## STATED TASK
Locate and copy each line in the data that contains the word "кровли".

## PROVIDED RECORDS
....

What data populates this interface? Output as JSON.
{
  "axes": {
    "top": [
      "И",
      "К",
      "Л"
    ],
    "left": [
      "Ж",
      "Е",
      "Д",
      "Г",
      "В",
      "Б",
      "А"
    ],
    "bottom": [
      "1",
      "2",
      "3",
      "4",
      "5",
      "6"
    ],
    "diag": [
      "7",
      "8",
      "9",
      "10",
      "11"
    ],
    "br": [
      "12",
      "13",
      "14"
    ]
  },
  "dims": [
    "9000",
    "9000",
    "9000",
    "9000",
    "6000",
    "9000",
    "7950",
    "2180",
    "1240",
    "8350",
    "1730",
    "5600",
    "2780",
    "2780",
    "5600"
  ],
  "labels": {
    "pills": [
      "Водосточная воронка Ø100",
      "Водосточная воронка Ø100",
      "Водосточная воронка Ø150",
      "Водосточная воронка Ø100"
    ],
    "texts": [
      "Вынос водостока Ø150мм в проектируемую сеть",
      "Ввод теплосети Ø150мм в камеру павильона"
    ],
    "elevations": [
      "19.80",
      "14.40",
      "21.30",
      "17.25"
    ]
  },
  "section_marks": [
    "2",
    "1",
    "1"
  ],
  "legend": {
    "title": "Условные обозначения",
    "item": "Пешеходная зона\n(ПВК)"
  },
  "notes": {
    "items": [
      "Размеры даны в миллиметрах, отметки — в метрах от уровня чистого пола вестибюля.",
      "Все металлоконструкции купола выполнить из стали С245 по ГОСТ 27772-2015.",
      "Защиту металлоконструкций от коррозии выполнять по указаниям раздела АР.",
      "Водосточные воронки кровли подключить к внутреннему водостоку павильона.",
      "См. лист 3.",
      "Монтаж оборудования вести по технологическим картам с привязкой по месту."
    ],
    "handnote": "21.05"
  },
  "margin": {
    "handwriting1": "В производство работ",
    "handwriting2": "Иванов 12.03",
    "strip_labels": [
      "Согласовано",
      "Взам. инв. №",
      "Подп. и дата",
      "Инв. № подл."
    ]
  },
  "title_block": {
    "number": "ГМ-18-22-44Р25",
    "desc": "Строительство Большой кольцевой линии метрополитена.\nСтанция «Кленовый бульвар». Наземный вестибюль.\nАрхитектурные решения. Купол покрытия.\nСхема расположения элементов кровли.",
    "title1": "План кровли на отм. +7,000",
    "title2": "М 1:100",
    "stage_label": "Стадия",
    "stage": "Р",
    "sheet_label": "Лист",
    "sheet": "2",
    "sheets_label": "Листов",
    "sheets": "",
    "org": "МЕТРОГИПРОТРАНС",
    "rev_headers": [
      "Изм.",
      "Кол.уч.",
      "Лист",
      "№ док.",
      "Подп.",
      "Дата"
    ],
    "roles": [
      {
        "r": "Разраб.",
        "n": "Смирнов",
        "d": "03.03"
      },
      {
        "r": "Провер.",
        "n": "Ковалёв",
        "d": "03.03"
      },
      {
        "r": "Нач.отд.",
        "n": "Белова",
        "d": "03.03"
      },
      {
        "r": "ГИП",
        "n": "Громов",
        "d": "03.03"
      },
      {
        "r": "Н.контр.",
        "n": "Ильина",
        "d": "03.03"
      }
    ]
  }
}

....

## EXERCISE RESPONSE
      "Водосточные воронки кровли подключить к внутреннему водостоку павильона.",
    "desc": "Строительство Большой кольцевой линии метрополитена.\nСтанция «Кленовый бульвар». Наземный вестибюль.\nАрхитектурные решения. Купол покрытия.\nСхема расположения элементов кровли.",
    "title1": "План кровли на отм. +7,000",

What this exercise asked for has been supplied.